**Task description**.
Where a line holds the string "folder", return that line.

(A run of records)
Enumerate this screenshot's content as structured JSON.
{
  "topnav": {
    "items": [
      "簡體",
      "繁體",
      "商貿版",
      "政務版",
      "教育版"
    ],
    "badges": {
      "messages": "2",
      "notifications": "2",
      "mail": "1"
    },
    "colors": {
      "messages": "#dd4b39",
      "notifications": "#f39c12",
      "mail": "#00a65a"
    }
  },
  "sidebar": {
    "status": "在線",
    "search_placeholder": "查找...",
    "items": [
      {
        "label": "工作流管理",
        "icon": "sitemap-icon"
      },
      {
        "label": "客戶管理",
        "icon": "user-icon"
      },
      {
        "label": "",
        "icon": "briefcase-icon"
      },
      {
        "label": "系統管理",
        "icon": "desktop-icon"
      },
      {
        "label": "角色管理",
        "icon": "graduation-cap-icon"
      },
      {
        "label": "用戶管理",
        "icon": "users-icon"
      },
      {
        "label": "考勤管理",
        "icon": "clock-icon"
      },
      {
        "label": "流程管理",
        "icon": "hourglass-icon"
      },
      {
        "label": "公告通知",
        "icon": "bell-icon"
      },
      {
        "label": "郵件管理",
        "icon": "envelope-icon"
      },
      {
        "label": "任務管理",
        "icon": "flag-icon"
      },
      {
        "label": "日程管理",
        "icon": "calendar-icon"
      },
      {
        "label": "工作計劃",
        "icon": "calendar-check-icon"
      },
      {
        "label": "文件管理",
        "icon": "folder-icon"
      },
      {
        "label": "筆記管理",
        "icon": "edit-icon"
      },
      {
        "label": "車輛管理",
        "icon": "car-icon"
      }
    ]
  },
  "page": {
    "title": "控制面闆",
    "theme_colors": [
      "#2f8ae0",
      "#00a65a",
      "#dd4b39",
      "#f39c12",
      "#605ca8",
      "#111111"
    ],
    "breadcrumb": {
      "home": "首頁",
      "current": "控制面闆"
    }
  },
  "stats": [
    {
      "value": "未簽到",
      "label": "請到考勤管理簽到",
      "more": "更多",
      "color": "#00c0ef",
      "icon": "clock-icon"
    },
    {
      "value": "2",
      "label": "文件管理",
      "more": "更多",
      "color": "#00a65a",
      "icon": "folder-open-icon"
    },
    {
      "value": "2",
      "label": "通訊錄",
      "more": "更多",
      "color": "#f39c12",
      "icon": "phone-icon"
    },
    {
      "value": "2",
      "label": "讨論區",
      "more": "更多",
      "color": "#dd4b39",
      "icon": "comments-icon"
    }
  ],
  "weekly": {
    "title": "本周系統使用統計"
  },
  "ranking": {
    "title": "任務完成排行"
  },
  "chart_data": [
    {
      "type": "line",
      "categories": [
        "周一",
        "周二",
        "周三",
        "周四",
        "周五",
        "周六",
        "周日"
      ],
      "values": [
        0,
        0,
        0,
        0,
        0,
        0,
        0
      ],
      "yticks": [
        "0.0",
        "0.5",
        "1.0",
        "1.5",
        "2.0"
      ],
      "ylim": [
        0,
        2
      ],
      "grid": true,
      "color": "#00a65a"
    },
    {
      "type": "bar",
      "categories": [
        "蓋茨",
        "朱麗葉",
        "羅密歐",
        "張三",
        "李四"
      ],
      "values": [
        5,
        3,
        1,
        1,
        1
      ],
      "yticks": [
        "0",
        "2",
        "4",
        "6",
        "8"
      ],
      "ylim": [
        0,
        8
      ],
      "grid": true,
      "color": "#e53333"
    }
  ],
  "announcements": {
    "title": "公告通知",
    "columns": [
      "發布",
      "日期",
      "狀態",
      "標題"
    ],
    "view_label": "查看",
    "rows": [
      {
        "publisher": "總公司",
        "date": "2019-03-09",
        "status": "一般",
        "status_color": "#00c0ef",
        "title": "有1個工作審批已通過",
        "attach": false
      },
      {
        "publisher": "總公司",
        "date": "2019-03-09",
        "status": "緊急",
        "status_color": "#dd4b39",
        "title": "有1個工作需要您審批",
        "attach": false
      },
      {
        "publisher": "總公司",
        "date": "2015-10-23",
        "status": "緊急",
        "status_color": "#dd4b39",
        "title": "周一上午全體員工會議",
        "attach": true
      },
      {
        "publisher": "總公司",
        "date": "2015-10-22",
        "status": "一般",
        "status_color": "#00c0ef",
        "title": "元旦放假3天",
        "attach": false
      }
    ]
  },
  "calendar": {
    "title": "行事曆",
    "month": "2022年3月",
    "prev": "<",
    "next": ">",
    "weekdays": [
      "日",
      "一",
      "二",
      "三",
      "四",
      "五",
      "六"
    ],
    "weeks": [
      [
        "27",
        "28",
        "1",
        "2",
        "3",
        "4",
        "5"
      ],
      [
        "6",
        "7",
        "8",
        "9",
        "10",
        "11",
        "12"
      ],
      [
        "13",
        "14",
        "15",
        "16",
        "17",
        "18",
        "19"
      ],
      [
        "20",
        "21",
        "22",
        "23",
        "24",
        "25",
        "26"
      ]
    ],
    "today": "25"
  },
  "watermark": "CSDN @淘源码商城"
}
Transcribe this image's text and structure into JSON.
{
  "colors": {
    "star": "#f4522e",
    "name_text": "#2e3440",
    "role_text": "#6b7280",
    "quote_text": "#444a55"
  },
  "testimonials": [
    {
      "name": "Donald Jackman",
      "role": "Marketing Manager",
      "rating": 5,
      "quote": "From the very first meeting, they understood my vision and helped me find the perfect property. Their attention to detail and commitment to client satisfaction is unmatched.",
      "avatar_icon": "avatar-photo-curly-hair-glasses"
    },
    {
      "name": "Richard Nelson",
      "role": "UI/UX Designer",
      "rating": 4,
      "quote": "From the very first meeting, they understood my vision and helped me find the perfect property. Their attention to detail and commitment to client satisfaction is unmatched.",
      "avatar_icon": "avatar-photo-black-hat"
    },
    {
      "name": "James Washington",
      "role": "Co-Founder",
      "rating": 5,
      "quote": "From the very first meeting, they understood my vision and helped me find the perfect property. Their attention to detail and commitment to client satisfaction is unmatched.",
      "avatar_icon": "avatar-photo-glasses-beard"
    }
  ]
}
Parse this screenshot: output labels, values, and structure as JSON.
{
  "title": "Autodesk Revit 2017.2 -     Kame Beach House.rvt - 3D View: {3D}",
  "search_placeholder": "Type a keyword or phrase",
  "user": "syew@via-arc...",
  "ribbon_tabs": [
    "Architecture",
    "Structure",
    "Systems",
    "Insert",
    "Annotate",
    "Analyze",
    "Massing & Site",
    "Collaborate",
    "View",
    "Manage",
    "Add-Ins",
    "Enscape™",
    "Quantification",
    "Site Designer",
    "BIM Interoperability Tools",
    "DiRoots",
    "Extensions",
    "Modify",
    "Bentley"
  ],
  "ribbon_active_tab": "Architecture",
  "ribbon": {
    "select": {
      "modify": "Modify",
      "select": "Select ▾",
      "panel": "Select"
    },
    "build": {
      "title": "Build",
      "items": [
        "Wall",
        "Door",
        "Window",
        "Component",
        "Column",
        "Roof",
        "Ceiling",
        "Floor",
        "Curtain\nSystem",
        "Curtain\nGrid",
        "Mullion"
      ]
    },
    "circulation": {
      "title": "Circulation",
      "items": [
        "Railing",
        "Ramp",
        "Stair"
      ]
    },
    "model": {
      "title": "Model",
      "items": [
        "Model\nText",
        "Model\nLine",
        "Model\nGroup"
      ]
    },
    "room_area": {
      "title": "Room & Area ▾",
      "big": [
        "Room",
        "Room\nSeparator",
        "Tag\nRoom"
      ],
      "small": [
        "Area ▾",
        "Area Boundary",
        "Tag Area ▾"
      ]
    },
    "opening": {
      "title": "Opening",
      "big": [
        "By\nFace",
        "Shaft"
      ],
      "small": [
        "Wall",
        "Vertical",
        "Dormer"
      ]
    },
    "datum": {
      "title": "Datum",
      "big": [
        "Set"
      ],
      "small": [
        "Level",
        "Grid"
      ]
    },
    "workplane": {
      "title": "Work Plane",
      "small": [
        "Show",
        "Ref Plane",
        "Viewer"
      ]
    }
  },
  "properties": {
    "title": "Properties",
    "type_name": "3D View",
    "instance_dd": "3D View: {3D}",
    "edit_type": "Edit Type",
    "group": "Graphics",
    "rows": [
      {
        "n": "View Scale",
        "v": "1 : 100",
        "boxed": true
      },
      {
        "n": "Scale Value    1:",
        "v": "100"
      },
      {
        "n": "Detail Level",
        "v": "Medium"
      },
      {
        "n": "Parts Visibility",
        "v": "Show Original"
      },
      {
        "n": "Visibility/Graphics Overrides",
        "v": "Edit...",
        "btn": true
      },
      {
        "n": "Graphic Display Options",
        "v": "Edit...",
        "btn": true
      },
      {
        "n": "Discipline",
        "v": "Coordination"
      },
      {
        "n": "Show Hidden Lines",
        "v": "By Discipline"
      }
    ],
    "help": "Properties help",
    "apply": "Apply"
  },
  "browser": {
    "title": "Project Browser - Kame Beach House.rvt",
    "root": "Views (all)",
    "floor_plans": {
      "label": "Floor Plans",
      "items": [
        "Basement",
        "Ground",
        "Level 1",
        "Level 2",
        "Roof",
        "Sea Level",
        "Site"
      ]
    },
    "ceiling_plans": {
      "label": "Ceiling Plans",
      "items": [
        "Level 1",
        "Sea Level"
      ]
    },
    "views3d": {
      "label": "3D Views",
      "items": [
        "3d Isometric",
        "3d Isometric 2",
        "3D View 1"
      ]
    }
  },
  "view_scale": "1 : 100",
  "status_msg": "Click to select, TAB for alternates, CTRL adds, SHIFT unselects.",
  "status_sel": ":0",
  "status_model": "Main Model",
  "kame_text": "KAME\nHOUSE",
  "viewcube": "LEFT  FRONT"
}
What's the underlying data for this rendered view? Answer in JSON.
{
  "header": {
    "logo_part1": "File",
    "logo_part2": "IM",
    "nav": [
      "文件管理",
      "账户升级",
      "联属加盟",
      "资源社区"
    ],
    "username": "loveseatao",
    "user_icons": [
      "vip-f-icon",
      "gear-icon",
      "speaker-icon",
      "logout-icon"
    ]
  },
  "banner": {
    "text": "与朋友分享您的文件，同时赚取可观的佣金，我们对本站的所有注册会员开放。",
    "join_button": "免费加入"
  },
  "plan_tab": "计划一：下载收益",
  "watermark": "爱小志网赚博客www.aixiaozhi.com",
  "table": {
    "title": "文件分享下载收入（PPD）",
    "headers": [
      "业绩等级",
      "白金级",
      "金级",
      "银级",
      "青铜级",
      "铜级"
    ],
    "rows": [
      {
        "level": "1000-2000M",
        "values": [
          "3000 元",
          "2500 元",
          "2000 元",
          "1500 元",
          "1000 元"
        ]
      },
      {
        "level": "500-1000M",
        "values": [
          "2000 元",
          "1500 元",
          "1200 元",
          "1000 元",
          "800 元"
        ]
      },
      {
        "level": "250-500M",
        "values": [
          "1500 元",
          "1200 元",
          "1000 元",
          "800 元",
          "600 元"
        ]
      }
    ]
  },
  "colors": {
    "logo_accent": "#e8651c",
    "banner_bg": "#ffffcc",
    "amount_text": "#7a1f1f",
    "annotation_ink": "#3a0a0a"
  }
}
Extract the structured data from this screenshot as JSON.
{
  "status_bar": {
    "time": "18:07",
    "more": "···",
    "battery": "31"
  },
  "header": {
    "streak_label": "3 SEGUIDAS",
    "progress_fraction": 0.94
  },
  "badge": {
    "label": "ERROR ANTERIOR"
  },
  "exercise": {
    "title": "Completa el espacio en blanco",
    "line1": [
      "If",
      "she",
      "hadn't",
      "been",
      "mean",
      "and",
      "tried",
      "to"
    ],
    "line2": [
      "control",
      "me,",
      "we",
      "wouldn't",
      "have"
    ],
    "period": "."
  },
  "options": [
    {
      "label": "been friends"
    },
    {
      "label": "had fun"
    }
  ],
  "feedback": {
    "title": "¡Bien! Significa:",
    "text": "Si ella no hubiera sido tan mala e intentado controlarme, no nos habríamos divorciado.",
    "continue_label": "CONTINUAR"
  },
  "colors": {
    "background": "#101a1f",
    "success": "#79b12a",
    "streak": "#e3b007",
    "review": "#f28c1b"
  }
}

**Expected output**.
        "icon": "folder-icon"
      "icon": "folder-open-icon"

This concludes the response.